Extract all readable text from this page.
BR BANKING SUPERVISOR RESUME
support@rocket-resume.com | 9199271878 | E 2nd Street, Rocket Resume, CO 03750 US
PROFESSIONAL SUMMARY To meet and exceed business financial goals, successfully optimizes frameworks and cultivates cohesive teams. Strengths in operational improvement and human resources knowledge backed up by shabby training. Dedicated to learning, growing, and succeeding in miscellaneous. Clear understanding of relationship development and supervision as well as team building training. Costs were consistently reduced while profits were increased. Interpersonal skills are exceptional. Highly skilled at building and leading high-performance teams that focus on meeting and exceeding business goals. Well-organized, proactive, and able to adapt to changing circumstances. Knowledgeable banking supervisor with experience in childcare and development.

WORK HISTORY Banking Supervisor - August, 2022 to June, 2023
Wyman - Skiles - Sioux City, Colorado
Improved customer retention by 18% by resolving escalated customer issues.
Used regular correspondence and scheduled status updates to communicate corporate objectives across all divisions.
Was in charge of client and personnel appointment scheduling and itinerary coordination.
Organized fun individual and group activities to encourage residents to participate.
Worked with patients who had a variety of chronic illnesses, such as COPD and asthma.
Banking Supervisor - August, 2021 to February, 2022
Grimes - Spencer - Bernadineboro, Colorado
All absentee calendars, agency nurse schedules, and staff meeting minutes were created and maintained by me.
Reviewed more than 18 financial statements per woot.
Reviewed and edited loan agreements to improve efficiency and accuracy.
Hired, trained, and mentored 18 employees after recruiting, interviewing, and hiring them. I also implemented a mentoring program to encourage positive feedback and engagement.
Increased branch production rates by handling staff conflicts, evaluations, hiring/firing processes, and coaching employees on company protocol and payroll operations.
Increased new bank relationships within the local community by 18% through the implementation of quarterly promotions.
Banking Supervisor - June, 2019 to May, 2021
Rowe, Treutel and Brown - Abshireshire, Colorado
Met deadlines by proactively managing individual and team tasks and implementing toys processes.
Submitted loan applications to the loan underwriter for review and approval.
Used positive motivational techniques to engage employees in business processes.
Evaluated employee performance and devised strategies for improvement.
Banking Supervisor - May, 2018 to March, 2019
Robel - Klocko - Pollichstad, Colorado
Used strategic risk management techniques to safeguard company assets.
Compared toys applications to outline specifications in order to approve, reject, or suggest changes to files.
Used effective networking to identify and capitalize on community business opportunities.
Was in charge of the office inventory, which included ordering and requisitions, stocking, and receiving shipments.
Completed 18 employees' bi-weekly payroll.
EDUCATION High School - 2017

* * *

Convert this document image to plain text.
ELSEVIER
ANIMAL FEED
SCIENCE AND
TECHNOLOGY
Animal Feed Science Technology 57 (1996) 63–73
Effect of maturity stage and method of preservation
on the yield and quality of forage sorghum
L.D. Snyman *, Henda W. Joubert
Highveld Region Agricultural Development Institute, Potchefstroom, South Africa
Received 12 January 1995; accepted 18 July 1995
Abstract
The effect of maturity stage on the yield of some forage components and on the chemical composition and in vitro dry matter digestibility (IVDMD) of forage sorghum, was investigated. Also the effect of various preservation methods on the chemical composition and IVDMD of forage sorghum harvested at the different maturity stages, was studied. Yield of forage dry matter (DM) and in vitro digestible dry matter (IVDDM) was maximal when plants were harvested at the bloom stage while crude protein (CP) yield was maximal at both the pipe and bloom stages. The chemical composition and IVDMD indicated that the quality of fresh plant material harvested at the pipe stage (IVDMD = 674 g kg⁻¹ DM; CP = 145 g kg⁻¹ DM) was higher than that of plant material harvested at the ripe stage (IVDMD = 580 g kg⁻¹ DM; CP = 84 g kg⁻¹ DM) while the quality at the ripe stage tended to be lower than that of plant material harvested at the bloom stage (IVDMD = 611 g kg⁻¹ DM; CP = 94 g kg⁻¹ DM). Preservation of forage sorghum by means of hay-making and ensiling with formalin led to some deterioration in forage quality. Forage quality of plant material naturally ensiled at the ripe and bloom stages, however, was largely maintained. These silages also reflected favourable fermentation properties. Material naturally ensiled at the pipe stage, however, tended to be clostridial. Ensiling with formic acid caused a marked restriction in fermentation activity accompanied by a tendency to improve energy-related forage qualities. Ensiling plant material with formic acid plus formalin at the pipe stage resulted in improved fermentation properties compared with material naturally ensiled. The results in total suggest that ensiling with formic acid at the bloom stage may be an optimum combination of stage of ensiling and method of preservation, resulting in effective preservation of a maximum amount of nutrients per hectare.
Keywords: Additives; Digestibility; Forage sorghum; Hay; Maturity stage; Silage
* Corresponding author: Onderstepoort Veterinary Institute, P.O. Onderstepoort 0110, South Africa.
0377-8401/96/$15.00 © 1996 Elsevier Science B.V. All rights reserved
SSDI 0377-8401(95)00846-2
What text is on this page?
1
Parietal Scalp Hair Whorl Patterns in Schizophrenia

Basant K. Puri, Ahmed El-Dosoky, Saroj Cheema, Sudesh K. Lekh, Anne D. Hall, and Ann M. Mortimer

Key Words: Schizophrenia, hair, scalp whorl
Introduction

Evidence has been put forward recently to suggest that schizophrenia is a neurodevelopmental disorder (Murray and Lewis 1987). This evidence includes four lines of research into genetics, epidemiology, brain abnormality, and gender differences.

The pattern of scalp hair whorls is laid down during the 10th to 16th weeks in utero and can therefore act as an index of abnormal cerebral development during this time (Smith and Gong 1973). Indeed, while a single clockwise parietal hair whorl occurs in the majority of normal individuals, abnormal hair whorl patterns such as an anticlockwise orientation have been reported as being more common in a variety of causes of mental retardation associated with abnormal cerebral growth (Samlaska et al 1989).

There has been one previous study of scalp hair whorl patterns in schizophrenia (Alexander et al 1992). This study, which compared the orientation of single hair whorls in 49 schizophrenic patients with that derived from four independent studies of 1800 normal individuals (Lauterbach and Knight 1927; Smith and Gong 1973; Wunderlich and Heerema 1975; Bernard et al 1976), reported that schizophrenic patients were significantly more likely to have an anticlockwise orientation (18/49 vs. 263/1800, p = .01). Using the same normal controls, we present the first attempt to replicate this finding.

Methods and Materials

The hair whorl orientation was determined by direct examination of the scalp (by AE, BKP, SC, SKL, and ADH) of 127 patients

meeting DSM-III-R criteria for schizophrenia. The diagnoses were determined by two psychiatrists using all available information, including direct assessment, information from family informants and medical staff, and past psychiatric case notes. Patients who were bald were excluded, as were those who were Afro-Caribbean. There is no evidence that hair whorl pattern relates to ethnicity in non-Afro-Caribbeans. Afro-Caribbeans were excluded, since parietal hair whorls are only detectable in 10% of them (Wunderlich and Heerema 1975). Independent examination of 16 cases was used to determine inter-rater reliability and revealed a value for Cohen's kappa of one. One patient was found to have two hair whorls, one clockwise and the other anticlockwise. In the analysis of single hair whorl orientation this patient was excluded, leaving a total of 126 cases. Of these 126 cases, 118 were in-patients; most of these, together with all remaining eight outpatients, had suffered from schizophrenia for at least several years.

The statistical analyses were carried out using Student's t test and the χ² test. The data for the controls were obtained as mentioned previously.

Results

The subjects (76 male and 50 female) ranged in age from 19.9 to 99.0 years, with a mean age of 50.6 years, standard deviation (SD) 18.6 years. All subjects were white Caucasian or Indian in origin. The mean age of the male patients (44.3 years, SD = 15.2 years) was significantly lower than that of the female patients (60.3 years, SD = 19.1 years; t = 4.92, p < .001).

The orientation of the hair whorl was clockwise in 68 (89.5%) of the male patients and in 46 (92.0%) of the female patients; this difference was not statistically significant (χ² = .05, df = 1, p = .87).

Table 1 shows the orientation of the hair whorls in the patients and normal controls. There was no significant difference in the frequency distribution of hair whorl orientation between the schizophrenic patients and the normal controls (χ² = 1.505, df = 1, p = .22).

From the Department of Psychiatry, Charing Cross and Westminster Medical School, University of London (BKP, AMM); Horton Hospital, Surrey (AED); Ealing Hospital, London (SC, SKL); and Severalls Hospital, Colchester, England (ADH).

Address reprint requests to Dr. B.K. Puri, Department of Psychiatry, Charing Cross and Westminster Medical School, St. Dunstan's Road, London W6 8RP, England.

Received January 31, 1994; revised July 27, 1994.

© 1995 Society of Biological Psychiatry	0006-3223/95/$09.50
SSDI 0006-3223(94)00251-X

▶ _Your assignment_:
Each line of the material above either contains the word "community" or does not; state how many do, and nothing else.

▶ _Output for this exercise_:
2